(Dataset records)
--- Start ---

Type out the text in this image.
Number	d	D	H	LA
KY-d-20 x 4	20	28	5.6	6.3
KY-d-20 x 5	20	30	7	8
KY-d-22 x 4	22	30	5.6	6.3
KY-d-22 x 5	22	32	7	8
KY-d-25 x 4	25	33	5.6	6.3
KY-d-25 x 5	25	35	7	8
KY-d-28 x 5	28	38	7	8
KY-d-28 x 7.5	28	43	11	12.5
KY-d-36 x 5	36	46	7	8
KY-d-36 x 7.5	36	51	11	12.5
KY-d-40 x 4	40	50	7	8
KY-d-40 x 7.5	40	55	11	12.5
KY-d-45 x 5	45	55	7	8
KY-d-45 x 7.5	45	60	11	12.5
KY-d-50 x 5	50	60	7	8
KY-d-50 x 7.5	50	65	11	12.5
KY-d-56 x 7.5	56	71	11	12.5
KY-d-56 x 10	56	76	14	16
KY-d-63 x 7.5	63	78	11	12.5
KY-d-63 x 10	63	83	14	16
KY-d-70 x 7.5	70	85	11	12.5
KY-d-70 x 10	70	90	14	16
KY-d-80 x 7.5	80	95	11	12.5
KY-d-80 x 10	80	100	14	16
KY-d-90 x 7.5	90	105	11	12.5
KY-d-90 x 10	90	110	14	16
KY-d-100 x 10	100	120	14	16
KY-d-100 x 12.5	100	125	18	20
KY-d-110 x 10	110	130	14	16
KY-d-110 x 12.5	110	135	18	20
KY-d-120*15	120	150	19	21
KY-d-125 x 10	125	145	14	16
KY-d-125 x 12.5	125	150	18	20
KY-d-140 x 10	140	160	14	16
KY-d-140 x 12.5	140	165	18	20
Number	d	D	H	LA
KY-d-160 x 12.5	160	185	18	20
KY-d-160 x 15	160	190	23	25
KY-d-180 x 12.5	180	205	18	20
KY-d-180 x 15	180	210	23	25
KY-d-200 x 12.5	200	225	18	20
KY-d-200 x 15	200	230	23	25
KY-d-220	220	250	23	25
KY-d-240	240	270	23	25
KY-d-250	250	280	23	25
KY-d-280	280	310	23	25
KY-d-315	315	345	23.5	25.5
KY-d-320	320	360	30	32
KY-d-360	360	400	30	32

--- End ---

### OBJECTIVE
Reproduce every record above exactly as it appears.

### WRITTEN ANSWER
Type out the text in this image.
Number	d	D	H	LA
KY-d-20 x 4	20	28	5.6	6.3
KY-d-20 x 5	20	30	7	8
KY-d-22 x 4	22	30	5.6	6.3
KY-d-22 x 5	22	32	7	8
KY-d-25 x 4	25	33	5.6	6.3
KY-d-25 x 5	25	35	7	8
KY-d-28 x 5	28	38	7	8
KY-d-28 x 7.5	28	43	11	12.5
KY-d-36 x 5	36	46	7	8
KY-d-36 x 7.5	36	51	11	12.5
KY-d-40 x 4	40	50	7	8
KY-d-40 x 7.5	40	55	11	12.5
KY-d-45 x 5	45	55	7	8
KY-d-45 x 7.5	45	60	11	12.5
KY-d-50 x 5	50	60	7	8
KY-d-50 x 7.5	50	65	11	12.5
KY-d-56 x 7.5	56	71	11	12.5
KY-d-56 x 10	56	76	14	16
KY-d-63 x 7.5	63	78	11	12.5
KY-d-63 x 10	63	83	14	16
KY-d-70 x 7.5	70	85	11	12.5
KY-d-70 x 10	70	90	14	16
KY-d-80 x 7.5	80	95	11	12.5
KY-d-80 x 10	80	100	14	16
KY-d-90 x 7.5	90	105	11	12.5
KY-d-90 x 10	90	110	14	16
KY-d-100 x 10	100	120	14	16
KY-d-100 x 12.5	100	125	18	20
KY-d-110 x 10	110	130	14	16
KY-d-110 x 12.5	110	135	18	20
KY-d-120*15	120	150	19	21
KY-d-125 x 10	125	145	14	16
KY-d-125 x 12.5	125	150	18	20
KY-d-140 x 10	140	160	14	16
KY-d-140 x 12.5	140	165	18	20
Number	d	D	H	LA
KY-d-160 x 12.5	160	185	18	20
KY-d-160 x 15	160	190	23	25
KY-d-180 x 12.5	180	205	18	20
KY-d-180 x 15	180	210	23	25
KY-d-200 x 12.5	200	225	18	20
KY-d-200 x 15	200	230	23	25
KY-d-220	220	250	23	25
KY-d-240	240	270	23	25
KY-d-250	250	280	23	25
KY-d-280	280	310	23	25
KY-d-315	315	345	23.5	25.5
KY-d-320	320	360	30	32
KY-d-360	360	400	30	32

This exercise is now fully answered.